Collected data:
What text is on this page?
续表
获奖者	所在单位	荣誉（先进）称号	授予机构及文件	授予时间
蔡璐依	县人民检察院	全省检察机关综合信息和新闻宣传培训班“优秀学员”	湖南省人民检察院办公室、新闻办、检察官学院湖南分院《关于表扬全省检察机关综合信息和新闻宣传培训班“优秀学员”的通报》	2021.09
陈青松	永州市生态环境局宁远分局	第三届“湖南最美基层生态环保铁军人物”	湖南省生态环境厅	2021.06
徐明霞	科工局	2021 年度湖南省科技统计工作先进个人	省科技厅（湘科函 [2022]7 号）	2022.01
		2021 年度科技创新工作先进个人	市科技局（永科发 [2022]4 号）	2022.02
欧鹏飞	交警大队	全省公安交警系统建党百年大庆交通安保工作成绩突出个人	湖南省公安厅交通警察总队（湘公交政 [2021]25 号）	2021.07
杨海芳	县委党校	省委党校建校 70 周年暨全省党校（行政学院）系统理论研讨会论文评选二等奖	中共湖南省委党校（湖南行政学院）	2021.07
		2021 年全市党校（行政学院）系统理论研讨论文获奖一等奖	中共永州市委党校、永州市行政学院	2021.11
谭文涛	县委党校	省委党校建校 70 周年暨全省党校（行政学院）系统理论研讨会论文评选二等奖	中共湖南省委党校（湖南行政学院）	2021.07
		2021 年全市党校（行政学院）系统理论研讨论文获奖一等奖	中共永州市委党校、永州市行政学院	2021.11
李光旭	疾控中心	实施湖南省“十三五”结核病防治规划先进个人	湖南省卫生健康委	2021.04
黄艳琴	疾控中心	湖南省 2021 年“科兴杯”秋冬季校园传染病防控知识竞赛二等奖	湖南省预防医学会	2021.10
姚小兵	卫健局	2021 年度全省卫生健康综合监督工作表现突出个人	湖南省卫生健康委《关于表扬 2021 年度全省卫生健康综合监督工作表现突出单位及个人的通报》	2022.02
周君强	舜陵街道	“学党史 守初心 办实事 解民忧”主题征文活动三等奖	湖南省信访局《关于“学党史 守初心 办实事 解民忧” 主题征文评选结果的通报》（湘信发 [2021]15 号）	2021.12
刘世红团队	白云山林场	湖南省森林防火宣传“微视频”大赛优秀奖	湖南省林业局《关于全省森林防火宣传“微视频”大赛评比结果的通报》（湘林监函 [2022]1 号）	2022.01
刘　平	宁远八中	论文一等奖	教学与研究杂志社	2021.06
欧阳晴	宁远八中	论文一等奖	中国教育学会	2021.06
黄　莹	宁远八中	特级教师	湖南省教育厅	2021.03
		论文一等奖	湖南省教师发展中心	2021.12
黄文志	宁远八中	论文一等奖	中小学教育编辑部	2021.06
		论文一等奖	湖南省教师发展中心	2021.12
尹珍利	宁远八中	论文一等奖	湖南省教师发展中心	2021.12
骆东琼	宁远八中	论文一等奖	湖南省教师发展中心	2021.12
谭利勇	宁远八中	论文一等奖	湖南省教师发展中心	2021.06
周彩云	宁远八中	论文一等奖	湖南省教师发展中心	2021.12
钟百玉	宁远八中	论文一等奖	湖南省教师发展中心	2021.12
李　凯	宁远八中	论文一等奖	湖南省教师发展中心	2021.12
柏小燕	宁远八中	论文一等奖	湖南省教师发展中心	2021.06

• _Exercise prompt_
Scan the records above for the string "宁远八中", then report every line that contains it.

• _Right answer_
刘　平	宁远八中	论文一等奖	教学与研究杂志社	2021.06
欧阳晴	宁远八中	论文一等奖	中国教育学会	2021.06
黄　莹	宁远八中	特级教师	湖南省教育厅	2021.03
黄文志	宁远八中	论文一等奖	中小学教育编辑部	2021.06
尹珍利	宁远八中	论文一等奖	湖南省教师发展中心	2021.12
骆东琼	宁远八中	论文一等奖	湖南省教师发展中心	2021.12
谭利勇	宁远八中	论文一等奖	湖南省教师发展中心	2021.06
周彩云	宁远八中	论文一等奖	湖南省教师发展中心	2021.12
钟百玉	宁远八中	论文一等奖	湖南省教师发展中心	2021.12
李　凯	宁远八中	论文一等奖	湖南省教师发展中心	2021.12
柏小燕	宁远八中	论文一等奖	湖南省教师发展中心	2021.06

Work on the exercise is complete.